◆ Task directions
Return, word for word, every line that follows.

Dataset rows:
• • • • •
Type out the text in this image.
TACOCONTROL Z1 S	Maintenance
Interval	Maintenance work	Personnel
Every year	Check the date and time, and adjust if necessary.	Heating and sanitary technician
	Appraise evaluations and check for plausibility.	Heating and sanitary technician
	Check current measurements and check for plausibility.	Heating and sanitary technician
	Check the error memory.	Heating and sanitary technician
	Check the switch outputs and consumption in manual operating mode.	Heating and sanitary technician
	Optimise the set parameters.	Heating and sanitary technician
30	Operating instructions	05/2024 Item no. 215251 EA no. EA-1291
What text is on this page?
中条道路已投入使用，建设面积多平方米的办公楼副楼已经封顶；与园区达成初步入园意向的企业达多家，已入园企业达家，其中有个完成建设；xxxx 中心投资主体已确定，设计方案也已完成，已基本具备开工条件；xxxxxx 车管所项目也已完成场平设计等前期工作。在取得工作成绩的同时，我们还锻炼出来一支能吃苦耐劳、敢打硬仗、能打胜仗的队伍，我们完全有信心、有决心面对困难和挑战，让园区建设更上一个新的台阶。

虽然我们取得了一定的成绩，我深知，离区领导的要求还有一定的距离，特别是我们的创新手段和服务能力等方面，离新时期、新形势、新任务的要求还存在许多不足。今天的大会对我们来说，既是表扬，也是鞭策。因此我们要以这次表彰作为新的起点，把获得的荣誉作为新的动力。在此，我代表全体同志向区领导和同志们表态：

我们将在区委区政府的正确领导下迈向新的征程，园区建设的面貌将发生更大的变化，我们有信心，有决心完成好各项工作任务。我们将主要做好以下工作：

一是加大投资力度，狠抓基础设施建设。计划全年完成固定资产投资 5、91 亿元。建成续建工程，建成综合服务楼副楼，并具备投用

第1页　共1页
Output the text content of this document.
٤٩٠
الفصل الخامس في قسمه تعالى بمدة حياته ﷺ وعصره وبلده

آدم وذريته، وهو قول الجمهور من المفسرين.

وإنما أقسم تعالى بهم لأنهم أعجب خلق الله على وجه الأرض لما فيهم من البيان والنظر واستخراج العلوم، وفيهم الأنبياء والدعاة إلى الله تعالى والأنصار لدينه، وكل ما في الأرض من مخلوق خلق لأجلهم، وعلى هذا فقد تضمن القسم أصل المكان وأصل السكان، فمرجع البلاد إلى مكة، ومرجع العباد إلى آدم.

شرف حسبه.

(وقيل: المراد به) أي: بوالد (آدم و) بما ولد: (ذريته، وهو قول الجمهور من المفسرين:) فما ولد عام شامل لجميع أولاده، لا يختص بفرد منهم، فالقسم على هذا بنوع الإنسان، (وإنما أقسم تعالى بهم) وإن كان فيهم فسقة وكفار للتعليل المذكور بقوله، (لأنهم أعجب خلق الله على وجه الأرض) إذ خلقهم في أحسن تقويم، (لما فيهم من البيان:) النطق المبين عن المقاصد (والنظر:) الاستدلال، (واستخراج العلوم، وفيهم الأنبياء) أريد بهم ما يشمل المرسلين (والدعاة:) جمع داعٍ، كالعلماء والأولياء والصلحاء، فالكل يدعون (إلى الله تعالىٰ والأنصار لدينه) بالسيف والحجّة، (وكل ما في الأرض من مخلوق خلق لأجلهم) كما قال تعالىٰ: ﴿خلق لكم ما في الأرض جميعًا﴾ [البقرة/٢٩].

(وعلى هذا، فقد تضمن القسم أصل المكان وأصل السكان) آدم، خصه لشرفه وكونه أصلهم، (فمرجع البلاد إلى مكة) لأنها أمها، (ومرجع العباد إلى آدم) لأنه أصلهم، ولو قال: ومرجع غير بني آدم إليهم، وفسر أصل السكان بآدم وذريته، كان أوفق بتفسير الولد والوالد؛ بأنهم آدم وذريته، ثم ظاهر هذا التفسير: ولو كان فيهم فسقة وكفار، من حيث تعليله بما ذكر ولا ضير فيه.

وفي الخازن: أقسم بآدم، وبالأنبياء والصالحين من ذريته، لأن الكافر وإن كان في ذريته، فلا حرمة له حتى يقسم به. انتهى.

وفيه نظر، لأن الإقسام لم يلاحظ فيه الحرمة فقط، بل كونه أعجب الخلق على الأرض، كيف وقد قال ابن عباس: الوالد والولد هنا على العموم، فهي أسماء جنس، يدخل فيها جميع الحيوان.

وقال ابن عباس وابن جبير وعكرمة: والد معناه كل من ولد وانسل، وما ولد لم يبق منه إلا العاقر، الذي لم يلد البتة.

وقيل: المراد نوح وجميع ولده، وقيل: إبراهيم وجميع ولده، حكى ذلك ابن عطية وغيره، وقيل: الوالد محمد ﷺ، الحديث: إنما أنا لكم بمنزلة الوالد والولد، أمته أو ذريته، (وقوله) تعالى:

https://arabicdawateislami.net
• • • • •
◆ Solution
Type out the text in this image.
TACOCONTROL Z1 S	Maintenance
Interval	Maintenance work	Personnel
Every year	Check the date and time, and adjust if necessary.	Heating and sanitary technician
	Appraise evaluations and check for plausibility.	Heating and sanitary technician
	Check current measurements and check for plausibility.	Heating and sanitary technician
	Check the error memory.	Heating and sanitary technician
	Check the switch outputs and consumption in manual operating mode.	Heating and sanitary technician
	Optimise the set parameters.	Heating and sanitary technician
30	Operating instructions	05/2024 Item no. 215251 EA no. EA-1291
What text is on this page?
中条道路已投入使用，建设面积多平方米的办公楼副楼已经封顶；与园区达成初步入园意向的企业达多家，已入园企业达家，其中有个完成建设；xxxx 中心投资主体已确定，设计方案也已完成，已基本具备开工条件；xxxxxx 车管所项目也已完成场平设计等前期工作。在取得工作成绩的同时，我们还锻炼出来一支能吃苦耐劳、敢打硬仗、能打胜仗的队伍，我们完全有信心、有决心面对困难和挑战，让园区建设更上一个新的台阶。

虽然我们取得了一定的成绩，我深知，离区领导的要求还有一定的距离，特别是我们的创新手段和服务能力等方面，离新时期、新形势、新任务的要求还存在许多不足。今天的大会对我们来说，既是表扬，也是鞭策。因此我们要以这次表彰作为新的起点，把获得的荣誉作为新的动力。在此，我代表全体同志向区领导和同志们表态：

我们将在区委区政府的正确领导下迈向新的征程，园区建设的面貌将发生更大的变化，我们有信心，有决心完成好各项工作任务。我们将主要做好以下工作：

一是加大投资力度，狠抓基础设施建设。计划全年完成固定资产投资 5、91 亿元。建成续建工程，建成综合服务楼副楼，并具备投用

第1页　共1页
Output the text content of this document.
٤٩٠
الفصل الخامس في قسمه تعالى بمدة حياته ﷺ وعصره وبلده

آدم وذريته، وهو قول الجمهور من المفسرين.

وإنما أقسم تعالى بهم لأنهم أعجب خلق الله على وجه الأرض لما فيهم من البيان والنظر واستخراج العلوم، وفيهم الأنبياء والدعاة إلى الله تعالى والأنصار لدينه، وكل ما في الأرض من مخلوق خلق لأجلهم، وعلى هذا فقد تضمن القسم أصل المكان وأصل السكان، فمرجع البلاد إلى مكة، ومرجع العباد إلى آدم.

شرف حسبه.

(وقيل: المراد به) أي: بوالد (آدم و) بما ولد: (ذريته، وهو قول الجمهور من المفسرين:) فما ولد عام شامل لجميع أولاده، لا يختص بفرد منهم، فالقسم على هذا بنوع الإنسان، (وإنما أقسم تعالى بهم) وإن كان فيهم فسقة وكفار للتعليل المذكور بقوله، (لأنهم أعجب خلق الله على وجه الأرض) إذ خلقهم في أحسن تقويم، (لما فيهم من البيان:) النطق المبين عن المقاصد (والنظر:) الاستدلال، (واستخراج العلوم، وفيهم الأنبياء) أريد بهم ما يشمل المرسلين (والدعاة:) جمع داعٍ، كالعلماء والأولياء والصلحاء، فالكل يدعون (إلى الله تعالىٰ والأنصار لدينه) بالسيف والحجّة، (وكل ما في الأرض من مخلوق خلق لأجلهم) كما قال تعالىٰ: ﴿خلق لكم ما في الأرض جميعًا﴾ [البقرة/٢٩].

(وعلى هذا، فقد تضمن القسم أصل المكان وأصل السكان) آدم، خصه لشرفه وكونه أصلهم، (فمرجع البلاد إلى مكة) لأنها أمها، (ومرجع العباد إلى آدم) لأنه أصلهم، ولو قال: ومرجع غير بني آدم إليهم، وفسر أصل السكان بآدم وذريته، كان أوفق بتفسير الولد والوالد؛ بأنهم آدم وذريته، ثم ظاهر هذا التفسير: ولو كان فيهم فسقة وكفار، من حيث تعليله بما ذكر ولا ضير فيه.

وفي الخازن: أقسم بآدم، وبالأنبياء والصالحين من ذريته، لأن الكافر وإن كان في ذريته، فلا حرمة له حتى يقسم به. انتهى.

وفيه نظر، لأن الإقسام لم يلاحظ فيه الحرمة فقط، بل كونه أعجب الخلق على الأرض، كيف وقد قال ابن عباس: الوالد والولد هنا على العموم، فهي أسماء جنس، يدخل فيها جميع الحيوان.

وقال ابن عباس وابن جبير وعكرمة: والد معناه كل من ولد وانسل، وما ولد لم يبق منه إلا العاقر، الذي لم يلد البتة.

وقيل: المراد نوح وجميع ولده، وقيل: إبراهيم وجميع ولده، حكى ذلك ابن عطية وغيره، وقيل: الوالد محمد ﷺ، الحديث: إنما أنا لكم بمنزلة الوالد والولد، أمته أو ذريته، (وقوله) تعالى:

https://arabicdawateislami.net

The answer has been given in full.